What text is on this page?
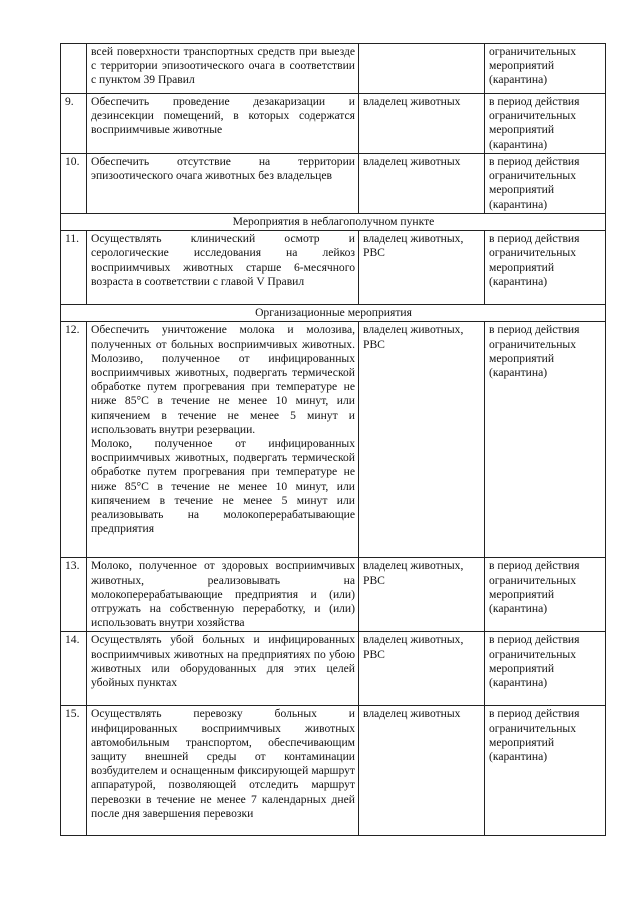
	всей поверхности транспортных средств при выезде с территории эпизоотического очага в соответствии с пунктом 39 Правил		ограничительных мероприятий (карантина)
9.	Обеспечить проведение дезакаризации и дезинсекции помещений, в которых содержатся восприимчивые животные	владелец животных	в период действия ограничительных мероприятий (карантина)
10.	Обеспечить отсутствие на территории эпизоотического очага животных без владельцев	владелец животных	в период действия ограничительных мероприятий (карантина)
Мероприятия в неблагополучном пункте			
11.	Осуществлять клинический осмотр и серологические исследования на лейкоз восприимчивых животных старше 6-месячного возраста в соответствии с главой V Правил	владелец животных, РВС	в период действия ограничительных мероприятий (карантина)
Организационные мероприятия			
12.	Обеспечить уничтожение молока и молозива, полученных от больных восприимчивых животных. Молозиво, полученное от инфицированных восприимчивых животных, подвергать термической обработке путем прогревания при температуре не ниже 85°С в течение не менее 10 минут, или кипячением в течение не менее 5 минут и использовать внутри резервации.
Молоко, полученное от инфицированных восприимчивых животных, подвергать термической обработке путем прогревания при температуре не ниже 85°С в течение не менее 10 минут, или кипячением в течение не менее 5 минут или реализовывать на молокоперерабатывающие предприятия	владелец животных, РВС	в период действия ограничительных мероприятий (карантина)
13.	Молоко, полученное от здоровых восприимчивых животных, реализовывать на молокоперерабатывающие предприятия и (или) отгружать на собственную переработку, и (или) использовать внутри хозяйства	владелец животных, РВС	в период действия ограничительных мероприятий (карантина)
14.	Осуществлять убой больных и инфицированных восприимчивых животных на предприятиях по убою животных или оборудованных для этих целей убойных пунктах	владелец животных, РВС	в период действия ограничительных мероприятий (карантина)
15.	Осуществлять перевозку больных и инфицированных восприимчивых животных автомобильным транспортом, обеспечивающим защиту внешней среды от контаминации возбудителем и оснащенным фиксирующей маршрут аппаратурой, позволяющей отследить маршрут перевозки в течение не менее 7 календарных дней после дня завершения перевозки	владелец животных	в период действия ограничительных мероприятий (карантина)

+++

:: Work required ::
Reproduce every entry exactly, but omit each picture.

:: Task solution ::
What text is on this page?
	всей поверхности транспортных средств при выезде с территории эпизоотического очага в соответствии с пунктом 39 Правил		ограничительных мероприятий (карантина)
9.	Обеспечить проведение дезакаризации и дезинсекции помещений, в которых содержатся восприимчивые животные	владелец животных	в период действия ограничительных мероприятий (карантина)
10.	Обеспечить отсутствие на территории эпизоотического очага животных без владельцев	владелец животных	в период действия ограничительных мероприятий (карантина)
Мероприятия в неблагополучном пункте			
11.	Осуществлять клинический осмотр и серологические исследования на лейкоз восприимчивых животных старше 6-месячного возраста в соответствии с главой V Правил	владелец животных, РВС	в период действия ограничительных мероприятий (карантина)
Организационные мероприятия			
12.	Обеспечить уничтожение молока и молозива, полученных от больных восприимчивых животных. Молозиво, полученное от инфицированных восприимчивых животных, подвергать термической обработке путем прогревания при температуре не ниже 85°С в течение не менее 10 минут, или кипячением в течение не менее 5 минут и использовать внутри резервации.
Молоко, полученное от инфицированных восприимчивых животных, подвергать термической обработке путем прогревания при температуре не ниже 85°С в течение не менее 10 минут, или кипячением в течение не менее 5 минут или реализовывать на молокоперерабатывающие предприятия	владелец животных, РВС	в период действия ограничительных мероприятий (карантина)
13.	Молоко, полученное от здоровых восприимчивых животных, реализовывать на молокоперерабатывающие предприятия и (или) отгружать на собственную переработку, и (или) использовать внутри хозяйства	владелец животных, РВС	в период действия ограничительных мероприятий (карантина)
14.	Осуществлять убой больных и инфицированных восприимчивых животных на предприятиях по убою животных или оборудованных для этих целей убойных пунктах	владелец животных, РВС	в период действия ограничительных мероприятий (карантина)
15.	Осуществлять перевозку больных и инфицированных восприимчивых животных автомобильным транспортом, обеспечивающим защиту внешней среды от контаминации возбудителем и оснащенным фиксирующей маршрут аппаратурой, позволяющей отследить маршрут перевозки в течение не менее 7 календарных дней после дня завершения перевозки	владелец животных	в период действия ограничительных мероприятий (карантина)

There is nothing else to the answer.